## THE DATA
***
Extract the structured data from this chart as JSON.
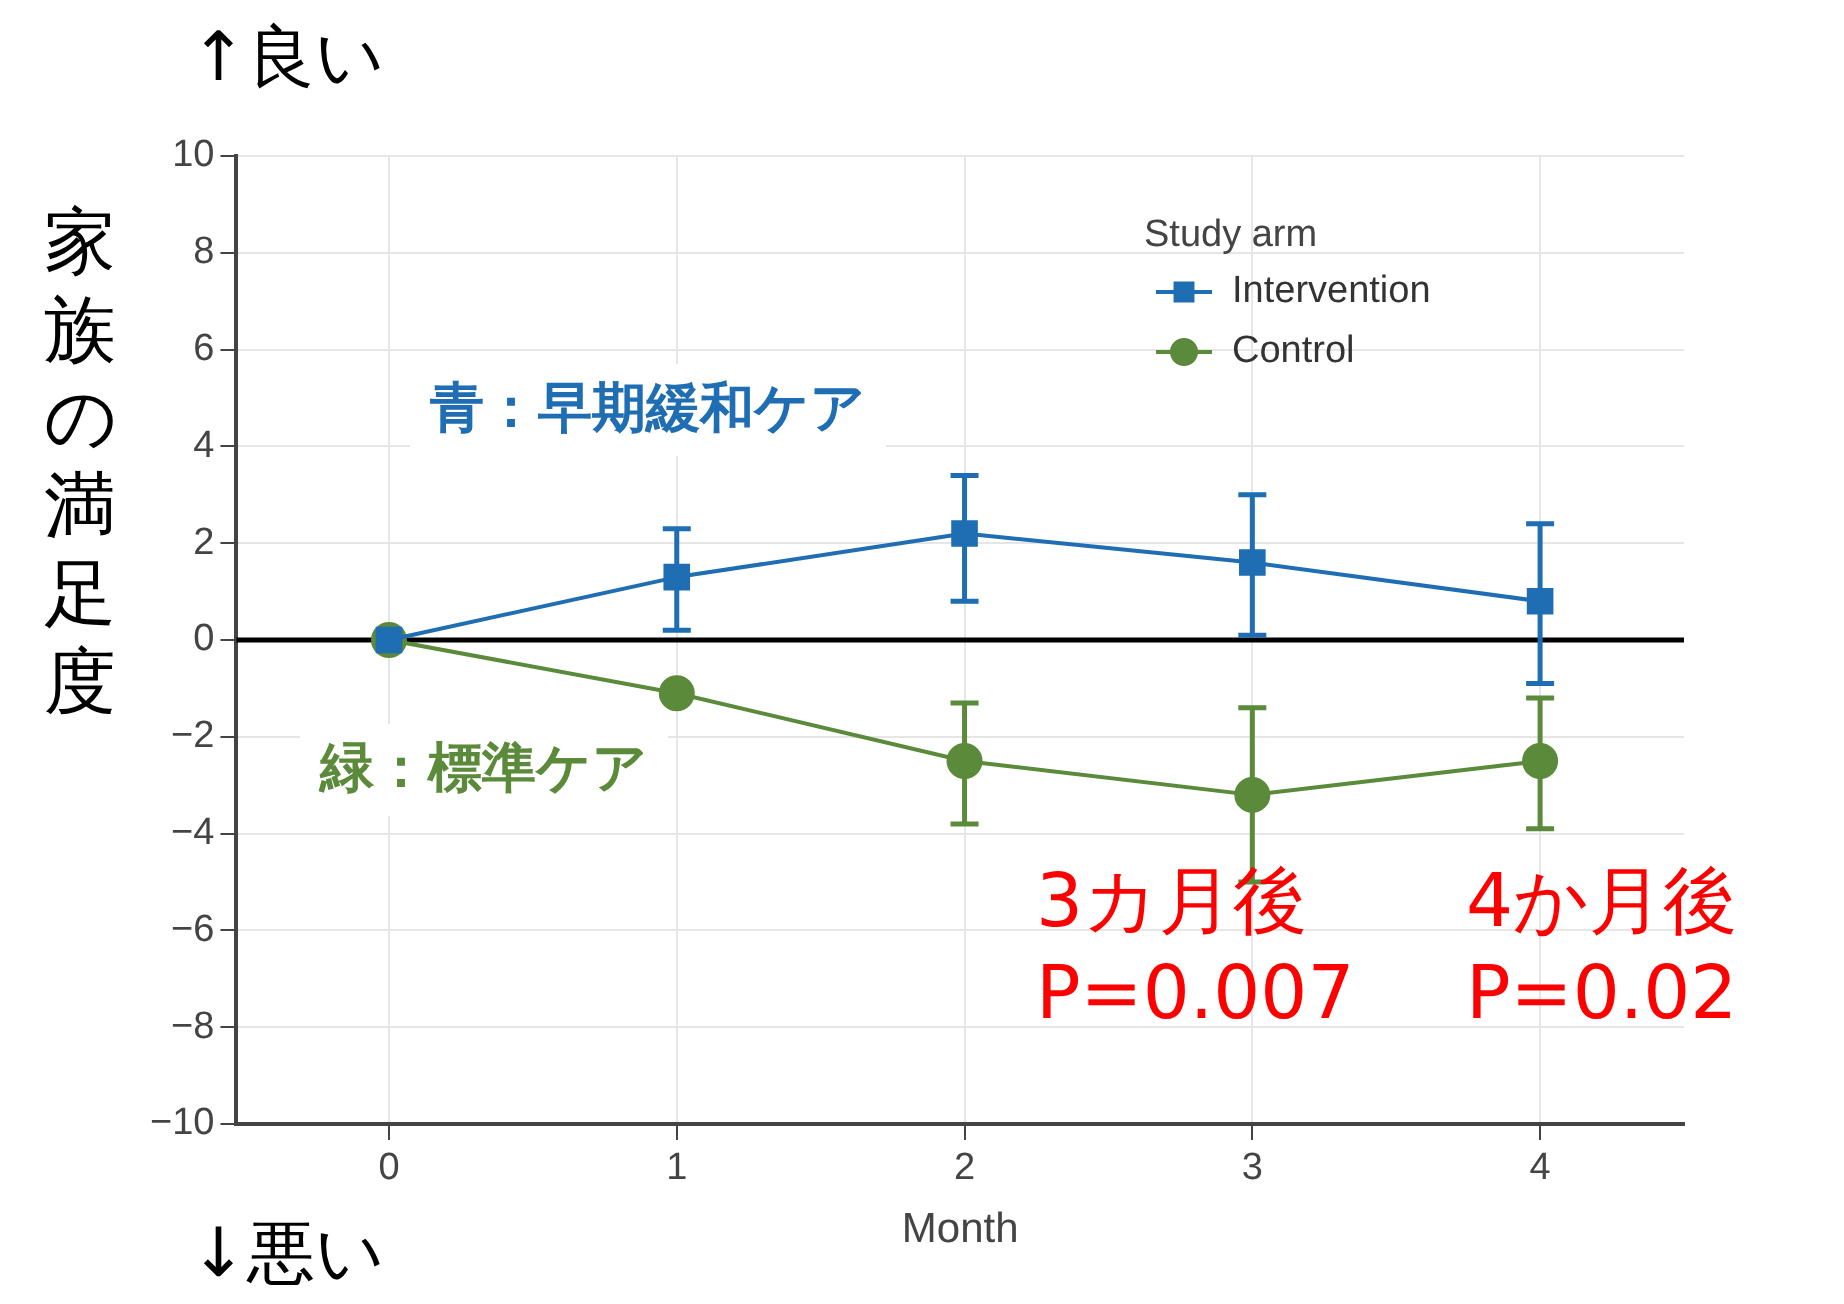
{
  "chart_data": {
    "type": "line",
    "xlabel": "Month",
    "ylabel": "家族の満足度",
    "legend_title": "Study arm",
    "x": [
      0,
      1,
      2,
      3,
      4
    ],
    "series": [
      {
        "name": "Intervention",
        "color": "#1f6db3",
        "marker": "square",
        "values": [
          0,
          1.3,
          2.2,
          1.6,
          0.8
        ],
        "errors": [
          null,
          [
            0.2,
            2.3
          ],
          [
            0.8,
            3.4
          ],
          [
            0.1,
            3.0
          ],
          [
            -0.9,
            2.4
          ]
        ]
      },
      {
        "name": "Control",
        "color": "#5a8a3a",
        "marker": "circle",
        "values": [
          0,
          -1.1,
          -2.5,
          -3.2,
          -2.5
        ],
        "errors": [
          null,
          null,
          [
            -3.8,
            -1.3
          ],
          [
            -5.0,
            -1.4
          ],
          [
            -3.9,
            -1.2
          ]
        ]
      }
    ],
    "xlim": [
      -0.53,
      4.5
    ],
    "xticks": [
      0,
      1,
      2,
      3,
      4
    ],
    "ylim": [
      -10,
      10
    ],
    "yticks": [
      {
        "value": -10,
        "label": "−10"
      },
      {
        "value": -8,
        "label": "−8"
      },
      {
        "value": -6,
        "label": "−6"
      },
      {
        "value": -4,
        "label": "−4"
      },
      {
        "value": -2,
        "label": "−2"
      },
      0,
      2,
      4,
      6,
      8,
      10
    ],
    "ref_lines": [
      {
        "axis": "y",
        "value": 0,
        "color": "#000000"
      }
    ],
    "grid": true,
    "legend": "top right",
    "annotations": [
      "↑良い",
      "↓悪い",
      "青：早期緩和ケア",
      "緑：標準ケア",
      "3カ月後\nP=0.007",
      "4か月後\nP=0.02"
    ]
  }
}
***
## THE TASK
Transcribe the whole listing exactly. Pictures stay out of your copy.

## COMPLETE RESPONSE
Extract the structured data from this chart as JSON.
{
  "chart_data": {
    "type": "line",
    "xlabel": "Month",
    "ylabel": "家族の満足度",
    "legend_title": "Study arm",
    "x": [
      0,
      1,
      2,
      3,
      4
    ],
    "series": [
      {
        "name": "Intervention",
        "color": "#1f6db3",
        "marker": "square",
        "values": [
          0,
          1.3,
          2.2,
          1.6,
          0.8
        ],
        "errors": [
          null,
          [
            0.2,
            2.3
          ],
          [
            0.8,
            3.4
          ],
          [
            0.1,
            3.0
          ],
          [
            -0.9,
            2.4
          ]
        ]
      },
      {
        "name": "Control",
        "color": "#5a8a3a",
        "marker": "circle",
        "values": [
          0,
          -1.1,
          -2.5,
          -3.2,
          -2.5
        ],
        "errors": [
          null,
          null,
          [
            -3.8,
            -1.3
          ],
          [
            -5.0,
            -1.4
          ],
          [
            -3.9,
            -1.2
          ]
        ]
      }
    ],
    "xlim": [
      -0.53,
      4.5
    ],
    "xticks": [
      0,
      1,
      2,
      3,
      4
    ],
    "ylim": [
      -10,
      10
    ],
    "yticks": [
      {
        "value": -10,
        "label": "−10"
      },
      {
        "value": -8,
        "label": "−8"
      },
      {
        "value": -6,
        "label": "−6"
      },
      {
        "value": -4,
        "label": "−4"
      },
      {
        "value": -2,
        "label": "−2"
      },
      0,
      2,
      4,
      6,
      8,
      10
    ],
    "ref_lines": [
      {
        "axis": "y",
        "value": 0,
        "color": "#000000"
      }
    ],
    "grid": true,
    "legend": "top right",
    "annotations": [
      "↑良い",
      "↓悪い",
      "青：早期緩和ケア",
      "緑：標準ケア",
      "3カ月後\nP=0.007",
      "4か月後\nP=0.02"
    ]
  }
}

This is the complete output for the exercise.